## Records provided:
———

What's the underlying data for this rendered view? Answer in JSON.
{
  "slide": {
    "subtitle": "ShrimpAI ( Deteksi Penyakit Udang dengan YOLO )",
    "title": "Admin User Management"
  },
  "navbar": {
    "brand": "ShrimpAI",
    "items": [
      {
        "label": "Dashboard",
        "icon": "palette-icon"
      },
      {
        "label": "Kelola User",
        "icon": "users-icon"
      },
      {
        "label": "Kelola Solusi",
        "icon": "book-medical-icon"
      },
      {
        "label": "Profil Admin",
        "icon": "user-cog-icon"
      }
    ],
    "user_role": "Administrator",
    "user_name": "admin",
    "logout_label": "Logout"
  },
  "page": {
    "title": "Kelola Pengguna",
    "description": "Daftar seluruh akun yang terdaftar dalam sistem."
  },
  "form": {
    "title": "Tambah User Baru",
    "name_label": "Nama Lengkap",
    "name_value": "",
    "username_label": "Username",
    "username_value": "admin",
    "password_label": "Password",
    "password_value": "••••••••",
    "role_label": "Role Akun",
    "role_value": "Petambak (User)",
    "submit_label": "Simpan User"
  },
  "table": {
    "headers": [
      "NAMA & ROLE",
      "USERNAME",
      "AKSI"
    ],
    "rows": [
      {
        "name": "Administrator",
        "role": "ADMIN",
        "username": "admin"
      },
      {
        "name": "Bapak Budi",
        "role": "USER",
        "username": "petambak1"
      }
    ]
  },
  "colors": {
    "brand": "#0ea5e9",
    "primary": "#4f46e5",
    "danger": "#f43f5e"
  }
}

———

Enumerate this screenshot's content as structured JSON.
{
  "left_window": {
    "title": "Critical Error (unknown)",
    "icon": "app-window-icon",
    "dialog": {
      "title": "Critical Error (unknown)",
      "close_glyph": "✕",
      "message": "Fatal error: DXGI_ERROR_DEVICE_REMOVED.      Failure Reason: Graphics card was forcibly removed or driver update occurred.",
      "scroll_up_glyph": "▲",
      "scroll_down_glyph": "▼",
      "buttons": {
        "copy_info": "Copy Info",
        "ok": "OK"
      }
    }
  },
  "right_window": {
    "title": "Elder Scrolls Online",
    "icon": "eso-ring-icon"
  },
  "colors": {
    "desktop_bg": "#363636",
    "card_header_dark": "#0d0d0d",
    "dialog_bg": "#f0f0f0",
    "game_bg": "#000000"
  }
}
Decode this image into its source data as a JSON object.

———

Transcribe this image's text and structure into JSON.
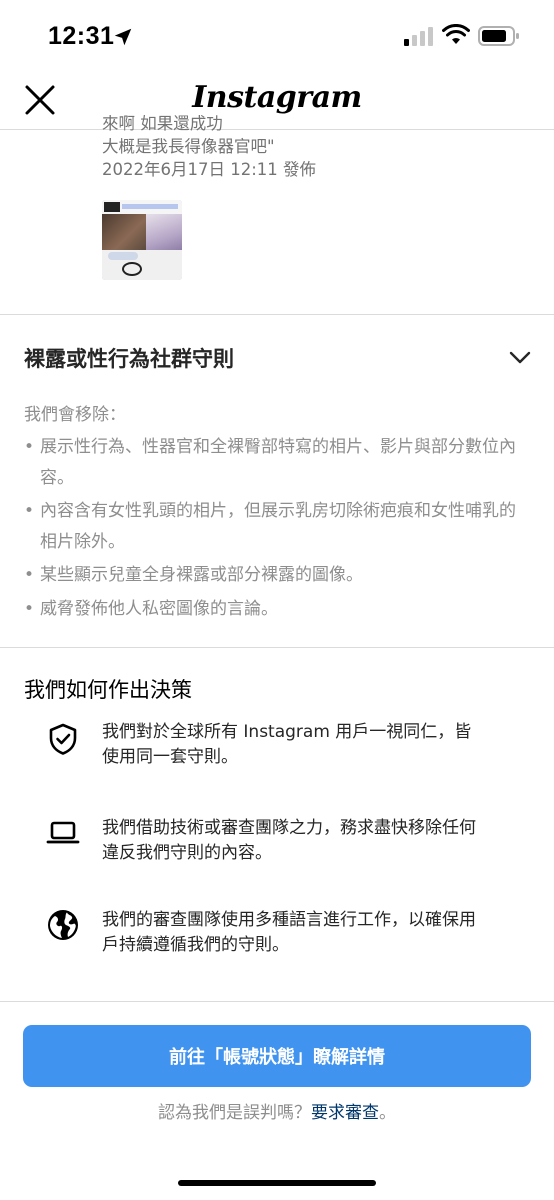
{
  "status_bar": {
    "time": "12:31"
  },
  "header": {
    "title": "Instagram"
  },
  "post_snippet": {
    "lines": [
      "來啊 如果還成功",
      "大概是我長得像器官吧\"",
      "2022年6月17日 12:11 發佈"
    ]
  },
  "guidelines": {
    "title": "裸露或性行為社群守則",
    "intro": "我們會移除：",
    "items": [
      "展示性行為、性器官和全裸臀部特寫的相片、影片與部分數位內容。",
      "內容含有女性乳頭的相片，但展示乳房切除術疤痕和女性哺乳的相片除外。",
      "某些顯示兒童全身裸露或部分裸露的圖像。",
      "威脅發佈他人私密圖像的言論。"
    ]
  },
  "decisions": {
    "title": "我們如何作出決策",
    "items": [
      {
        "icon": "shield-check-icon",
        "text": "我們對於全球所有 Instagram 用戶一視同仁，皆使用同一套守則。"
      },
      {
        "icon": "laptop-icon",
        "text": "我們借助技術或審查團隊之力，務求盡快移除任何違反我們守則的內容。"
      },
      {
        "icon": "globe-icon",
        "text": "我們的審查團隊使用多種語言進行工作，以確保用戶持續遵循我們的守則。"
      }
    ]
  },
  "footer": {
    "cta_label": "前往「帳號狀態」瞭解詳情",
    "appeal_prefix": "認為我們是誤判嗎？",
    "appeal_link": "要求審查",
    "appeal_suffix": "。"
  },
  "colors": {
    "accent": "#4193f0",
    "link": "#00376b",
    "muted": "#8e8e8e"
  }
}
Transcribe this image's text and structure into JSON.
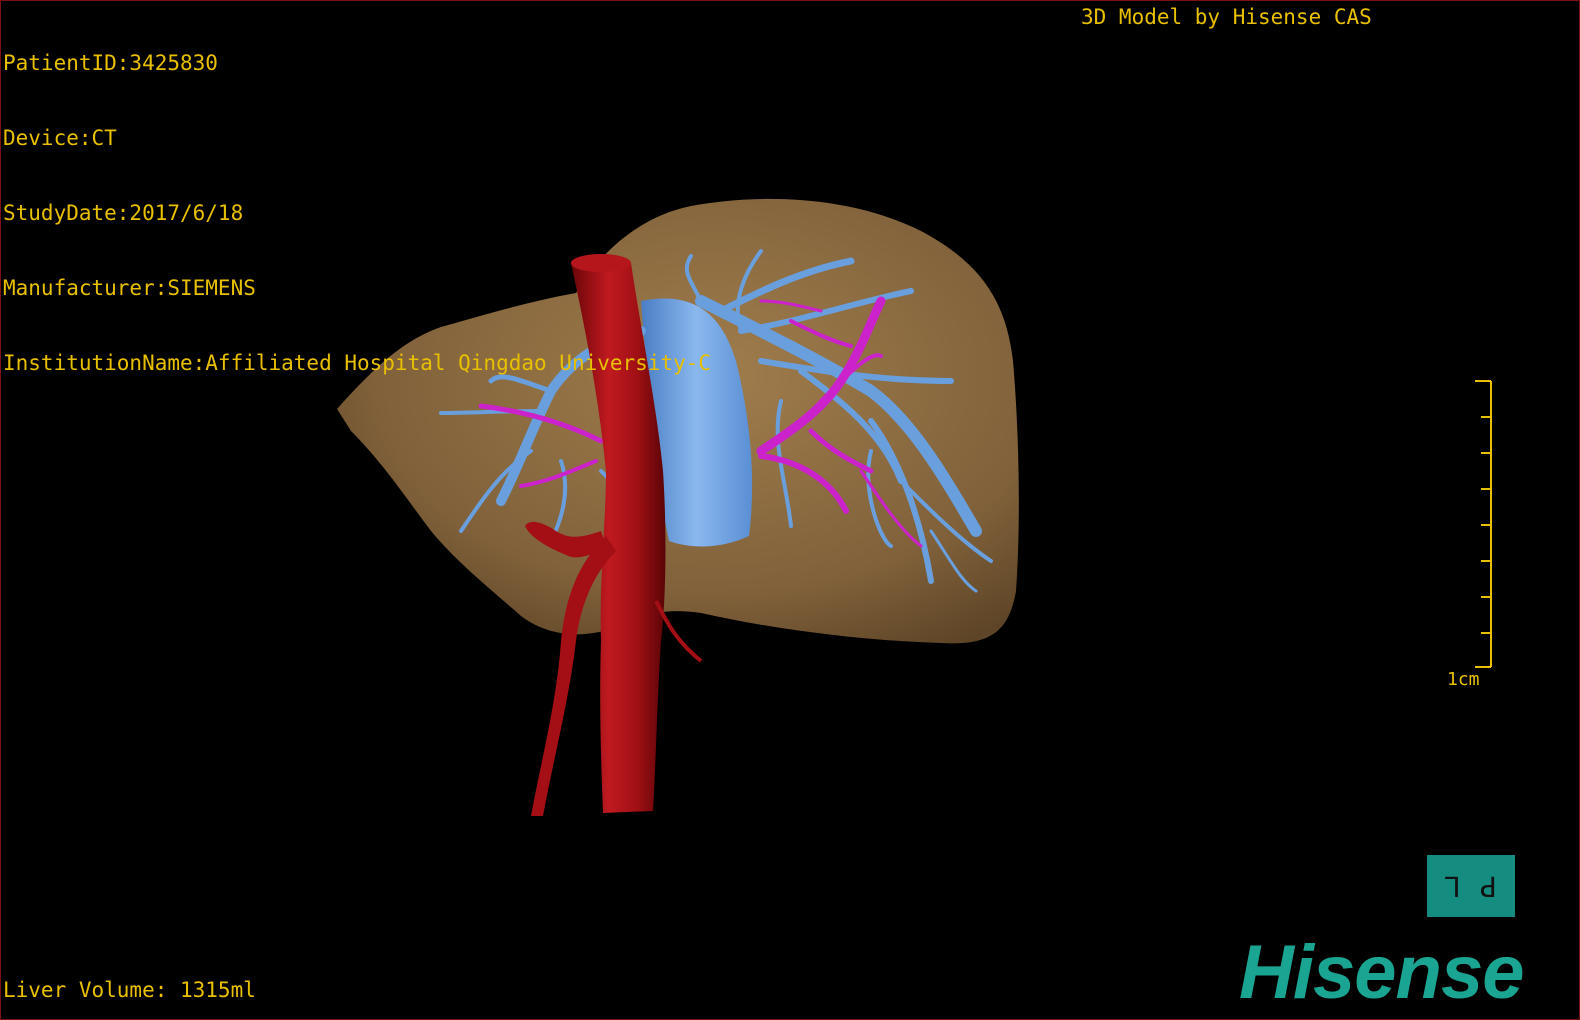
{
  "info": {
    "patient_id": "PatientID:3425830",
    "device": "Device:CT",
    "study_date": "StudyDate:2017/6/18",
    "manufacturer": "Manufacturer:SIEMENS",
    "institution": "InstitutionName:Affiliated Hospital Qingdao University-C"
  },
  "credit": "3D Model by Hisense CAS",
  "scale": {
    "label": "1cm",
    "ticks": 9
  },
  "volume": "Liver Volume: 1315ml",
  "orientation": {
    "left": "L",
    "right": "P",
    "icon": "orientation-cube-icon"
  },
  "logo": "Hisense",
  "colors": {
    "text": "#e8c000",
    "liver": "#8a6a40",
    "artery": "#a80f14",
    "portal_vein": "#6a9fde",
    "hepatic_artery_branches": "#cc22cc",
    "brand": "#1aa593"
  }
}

———

List each line of the entries that holds the string "brand".

    "brand": "ShrimpAI",
    "brand": "#0ea5e9",
    "brand": "#1aa593"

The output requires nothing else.